STATED GOAL
Without including any pictures, write out all the entries exactly.

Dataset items

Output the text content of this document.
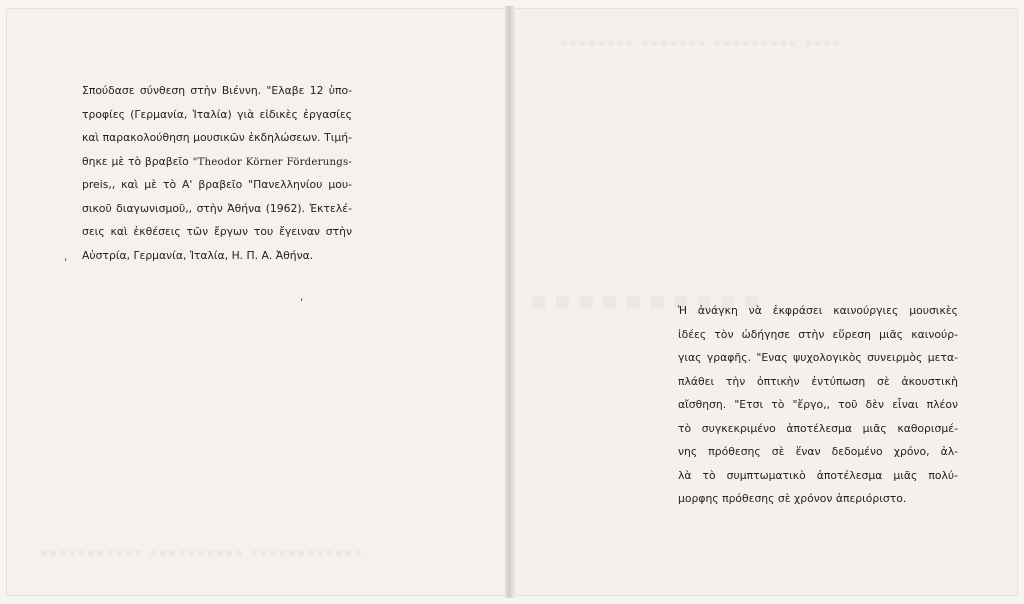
▪▪▪▪▪▪▪▪ ▪▪▪▪▪▪▪ ▪▪▪▪▪▪▪▪▪ ▪▪▪▪
▪▪▪▪▪▪▪▪▪▪
▪▪▪▪▪▪▪▪▪▪▪ ▪▪▪▪▪▪▪▪▪▪ ▪▪▪▪▪▪▪▪▪▪▪▪
Σπούδασε σύνθεση στὴν Βιέννη. "Ελαβε 12 ὑπο-
τροφίες (Γερμανία, Ἰταλία) γιὰ εἰδικὲς ἐργασίες
καὶ παρακολούθηση μουσικῶν ἐκδηλώσεων. Τιμή-
θηκε μὲ τὸ βραβεῖο "Theodor Körner Förderungs-
preis,, καὶ μὲ τὸ Α' βραβεῖο "Πανελληνίου μου-
σικοῦ διαγωνισμοῦ,, στὴν Ἀθήνα (1962). Ἐκτελέ-
σεις καὶ ἐκθέσεις τῶν ἔργων του ἔγειναν στὴν
Αὐστρία, Γερμανία, Ἰταλία, Η. Π. Α. Ἀθήνα.
,
,
Ἡ ἀνάγκη νὰ ἐκφράσει καινούργιες μουσικὲς
ἰδέες τὸν ὡδήγησε στὴν εὕρεση μιᾶς καινούρ-
γιας γραφῆς. "Ενας ψυχολογικὸς συνειρμὸς μετα-
πλάθει τὴν ὀπτικὴν ἐντύπωση σὲ ἀκουστικὴ
αἴσθηση. "Ετσι τὸ "ἔργο,, τοῦ δὲν εἶναι πλέον
τὸ συγκεκριμένο ἀποτέλεσμα μιᾶς καθορισμέ-
νης πρόθεσης σὲ ἕναν δεδομένο χρόνο, ἀλ-
λὰ τὸ συμπτωματικὸ ἀποτέλεσμα μιᾶς πολύ-
μορφης πρόθεσης σὲ χρόνον ἀπεριόριστο.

ANSWER TO THE PROBLEM
Output the text content of this document.
▪▪▪▪▪▪▪▪ ▪▪▪▪▪▪▪ ▪▪▪▪▪▪▪▪▪ ▪▪▪▪
▪▪▪▪▪▪▪▪▪▪
▪▪▪▪▪▪▪▪▪▪▪ ▪▪▪▪▪▪▪▪▪▪ ▪▪▪▪▪▪▪▪▪▪▪▪
Σπούδασε σύνθεση στὴν Βιέννη. "Ελαβε 12 ὑπο-
τροφίες (Γερμανία, Ἰταλία) γιὰ εἰδικὲς ἐργασίες
καὶ παρακολούθηση μουσικῶν ἐκδηλώσεων. Τιμή-
θηκε μὲ τὸ βραβεῖο "Theodor Körner Förderungs-
preis,, καὶ μὲ τὸ Α' βραβεῖο "Πανελληνίου μου-
σικοῦ διαγωνισμοῦ,, στὴν Ἀθήνα (1962). Ἐκτελέ-
σεις καὶ ἐκθέσεις τῶν ἔργων του ἔγειναν στὴν
Αὐστρία, Γερμανία, Ἰταλία, Η. Π. Α. Ἀθήνα.
,
,
Ἡ ἀνάγκη νὰ ἐκφράσει καινούργιες μουσικὲς
ἰδέες τὸν ὡδήγησε στὴν εὕρεση μιᾶς καινούρ-
γιας γραφῆς. "Ενας ψυχολογικὸς συνειρμὸς μετα-
πλάθει τὴν ὀπτικὴν ἐντύπωση σὲ ἀκουστικὴ
αἴσθηση. "Ετσι τὸ "ἔργο,, τοῦ δὲν εἶναι πλέον
τὸ συγκεκριμένο ἀποτέλεσμα μιᾶς καθορισμέ-
νης πρόθεσης σὲ ἕναν δεδομένο χρόνο, ἀλ-
λὰ τὸ συμπτωματικὸ ἀποτέλεσμα μιᾶς πολύ-
μορφης πρόθεσης σὲ χρόνον ἀπεριόριστο.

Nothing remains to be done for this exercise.